» **Directions for this task**:
Each line of the material must be returned exactly.

» **Provided entries**:
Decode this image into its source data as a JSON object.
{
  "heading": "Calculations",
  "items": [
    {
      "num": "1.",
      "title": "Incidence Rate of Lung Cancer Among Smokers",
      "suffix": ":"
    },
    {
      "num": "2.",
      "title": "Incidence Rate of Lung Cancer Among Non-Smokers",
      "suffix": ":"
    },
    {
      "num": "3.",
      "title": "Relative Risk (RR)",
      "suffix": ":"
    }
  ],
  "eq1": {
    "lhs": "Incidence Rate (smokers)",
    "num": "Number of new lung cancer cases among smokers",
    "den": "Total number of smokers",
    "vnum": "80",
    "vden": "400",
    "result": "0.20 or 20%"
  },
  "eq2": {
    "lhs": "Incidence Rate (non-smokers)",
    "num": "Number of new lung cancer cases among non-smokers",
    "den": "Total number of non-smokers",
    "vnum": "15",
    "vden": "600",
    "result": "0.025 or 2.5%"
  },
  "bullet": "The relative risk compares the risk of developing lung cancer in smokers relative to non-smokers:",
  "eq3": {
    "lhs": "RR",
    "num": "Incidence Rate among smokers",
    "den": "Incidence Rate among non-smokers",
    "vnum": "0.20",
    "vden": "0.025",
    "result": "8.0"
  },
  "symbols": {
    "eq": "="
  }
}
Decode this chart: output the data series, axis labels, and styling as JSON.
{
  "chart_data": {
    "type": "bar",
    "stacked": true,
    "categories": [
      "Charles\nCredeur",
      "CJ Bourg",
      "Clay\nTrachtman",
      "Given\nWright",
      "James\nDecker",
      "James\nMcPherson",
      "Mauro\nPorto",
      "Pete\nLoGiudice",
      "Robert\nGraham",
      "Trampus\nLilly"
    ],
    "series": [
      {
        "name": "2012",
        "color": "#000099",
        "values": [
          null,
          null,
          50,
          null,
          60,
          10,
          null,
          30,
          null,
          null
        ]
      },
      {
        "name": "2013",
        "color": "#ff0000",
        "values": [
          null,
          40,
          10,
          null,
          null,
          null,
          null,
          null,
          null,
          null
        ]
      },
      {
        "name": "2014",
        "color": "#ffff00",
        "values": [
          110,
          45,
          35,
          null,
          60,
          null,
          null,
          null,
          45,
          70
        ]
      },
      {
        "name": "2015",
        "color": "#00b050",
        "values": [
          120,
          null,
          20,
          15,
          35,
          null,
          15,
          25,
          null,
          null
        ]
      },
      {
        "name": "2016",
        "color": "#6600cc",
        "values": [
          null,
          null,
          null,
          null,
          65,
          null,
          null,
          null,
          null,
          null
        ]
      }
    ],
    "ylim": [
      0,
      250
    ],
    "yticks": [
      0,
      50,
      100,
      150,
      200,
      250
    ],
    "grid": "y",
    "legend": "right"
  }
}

» **The response**:
Decode this image into its source data as a JSON object.
{
  "heading": "Calculations",
  "items": [
    {
      "num": "1.",
      "title": "Incidence Rate of Lung Cancer Among Smokers",
      "suffix": ":"
    },
    {
      "num": "2.",
      "title": "Incidence Rate of Lung Cancer Among Non-Smokers",
      "suffix": ":"
    },
    {
      "num": "3.",
      "title": "Relative Risk (RR)",
      "suffix": ":"
    }
  ],
  "eq1": {
    "lhs": "Incidence Rate (smokers)",
    "num": "Number of new lung cancer cases among smokers",
    "den": "Total number of smokers",
    "vnum": "80",
    "vden": "400",
    "result": "0.20 or 20%"
  },
  "eq2": {
    "lhs": "Incidence Rate (non-smokers)",
    "num": "Number of new lung cancer cases among non-smokers",
    "den": "Total number of non-smokers",
    "vnum": "15",
    "vden": "600",
    "result": "0.025 or 2.5%"
  },
  "bullet": "The relative risk compares the risk of developing lung cancer in smokers relative to non-smokers:",
  "eq3": {
    "lhs": "RR",
    "num": "Incidence Rate among smokers",
    "den": "Incidence Rate among non-smokers",
    "vnum": "0.20",
    "vden": "0.025",
    "result": "8.0"
  },
  "symbols": {
    "eq": "="
  }
}
Decode this chart: output the data series, axis labels, and styling as JSON.
{
  "chart_data": {
    "type": "bar",
    "stacked": true,
    "categories": [
      "Charles\nCredeur",
      "CJ Bourg",
      "Clay\nTrachtman",
      "Given\nWright",
      "James\nDecker",
      "James\nMcPherson",
      "Mauro\nPorto",
      "Pete\nLoGiudice",
      "Robert\nGraham",
      "Trampus\nLilly"
    ],
    "series": [
      {
        "name": "2012",
        "color": "#000099",
        "values": [
          null,
          null,
          50,
          null,
          60,
          10,
          null,
          30,
          null,
          null
        ]
      },
      {
        "name": "2013",
        "color": "#ff0000",
        "values": [
          null,
          40,
          10,
          null,
          null,
          null,
          null,
          null,
          null,
          null
        ]
      },
      {
        "name": "2014",
        "color": "#ffff00",
        "values": [
          110,
          45,
          35,
          null,
          60,
          null,
          null,
          null,
          45,
          70
        ]
      },
      {
        "name": "2015",
        "color": "#00b050",
        "values": [
          120,
          null,
          20,
          15,
          35,
          null,
          15,
          25,
          null,
          null
        ]
      },
      {
        "name": "2016",
        "color": "#6600cc",
        "values": [
          null,
          null,
          null,
          null,
          65,
          null,
          null,
          null,
          null,
          null
        ]
      }
    ],
    "ylim": [
      0,
      250
    ],
    "yticks": [
      0,
      50,
      100,
      150,
      200,
      250
    ],
    "grid": "y",
    "legend": "right"
  }
}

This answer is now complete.